Records contained in a dataset
------------------------------------

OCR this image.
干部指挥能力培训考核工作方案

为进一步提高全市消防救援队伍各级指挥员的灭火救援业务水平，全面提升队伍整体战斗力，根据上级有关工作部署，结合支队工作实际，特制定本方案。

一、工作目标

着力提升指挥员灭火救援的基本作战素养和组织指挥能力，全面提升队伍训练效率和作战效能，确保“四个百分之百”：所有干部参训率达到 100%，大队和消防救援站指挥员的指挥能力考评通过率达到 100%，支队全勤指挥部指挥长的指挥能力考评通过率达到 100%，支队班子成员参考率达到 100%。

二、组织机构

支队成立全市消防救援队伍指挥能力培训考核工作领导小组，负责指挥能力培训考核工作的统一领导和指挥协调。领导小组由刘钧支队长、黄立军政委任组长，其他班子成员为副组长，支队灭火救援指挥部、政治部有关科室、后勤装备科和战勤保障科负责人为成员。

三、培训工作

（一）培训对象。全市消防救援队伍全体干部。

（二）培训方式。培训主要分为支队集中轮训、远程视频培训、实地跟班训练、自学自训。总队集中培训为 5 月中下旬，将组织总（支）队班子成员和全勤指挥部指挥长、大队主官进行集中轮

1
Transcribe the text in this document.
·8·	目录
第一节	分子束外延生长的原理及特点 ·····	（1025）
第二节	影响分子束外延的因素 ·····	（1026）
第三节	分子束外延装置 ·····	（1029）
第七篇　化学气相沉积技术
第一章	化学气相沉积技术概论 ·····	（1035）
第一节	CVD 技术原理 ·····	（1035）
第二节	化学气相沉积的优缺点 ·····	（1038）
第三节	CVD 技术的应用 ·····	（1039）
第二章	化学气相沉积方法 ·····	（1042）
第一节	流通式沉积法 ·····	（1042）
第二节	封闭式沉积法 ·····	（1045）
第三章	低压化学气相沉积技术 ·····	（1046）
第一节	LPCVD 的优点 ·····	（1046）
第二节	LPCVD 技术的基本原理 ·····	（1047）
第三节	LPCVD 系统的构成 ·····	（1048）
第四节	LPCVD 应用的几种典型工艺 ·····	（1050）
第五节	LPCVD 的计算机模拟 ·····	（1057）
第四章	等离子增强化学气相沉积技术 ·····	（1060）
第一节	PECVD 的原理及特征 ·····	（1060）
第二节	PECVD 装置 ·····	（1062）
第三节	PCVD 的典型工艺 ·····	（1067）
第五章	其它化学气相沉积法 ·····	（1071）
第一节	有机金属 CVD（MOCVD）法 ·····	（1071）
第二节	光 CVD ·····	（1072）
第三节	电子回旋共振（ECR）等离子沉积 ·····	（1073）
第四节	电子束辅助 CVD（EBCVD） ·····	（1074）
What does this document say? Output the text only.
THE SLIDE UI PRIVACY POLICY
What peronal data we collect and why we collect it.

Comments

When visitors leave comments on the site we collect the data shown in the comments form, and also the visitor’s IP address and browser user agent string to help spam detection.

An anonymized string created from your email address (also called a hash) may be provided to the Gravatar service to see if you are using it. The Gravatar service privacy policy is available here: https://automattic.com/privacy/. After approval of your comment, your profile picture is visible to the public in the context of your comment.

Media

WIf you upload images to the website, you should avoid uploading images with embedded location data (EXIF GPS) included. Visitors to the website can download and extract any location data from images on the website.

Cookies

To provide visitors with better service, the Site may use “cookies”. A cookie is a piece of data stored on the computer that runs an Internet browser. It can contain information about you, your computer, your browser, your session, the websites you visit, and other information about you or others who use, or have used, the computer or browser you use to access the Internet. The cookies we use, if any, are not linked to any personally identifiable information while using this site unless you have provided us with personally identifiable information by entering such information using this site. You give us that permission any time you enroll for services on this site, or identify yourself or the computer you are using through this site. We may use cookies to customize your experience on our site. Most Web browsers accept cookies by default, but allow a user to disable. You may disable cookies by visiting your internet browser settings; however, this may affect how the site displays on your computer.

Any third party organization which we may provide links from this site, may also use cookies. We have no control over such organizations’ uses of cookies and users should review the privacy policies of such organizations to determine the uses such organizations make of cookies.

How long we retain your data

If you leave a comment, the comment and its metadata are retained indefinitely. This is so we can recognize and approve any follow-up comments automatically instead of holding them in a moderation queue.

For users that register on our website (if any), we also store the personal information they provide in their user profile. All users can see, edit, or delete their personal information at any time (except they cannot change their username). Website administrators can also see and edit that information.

------------------------------------

Look through the entries above; copy each line where the string "What" appears.

What does this document say? Output the text only.
What peronal data we collect and why we collect it.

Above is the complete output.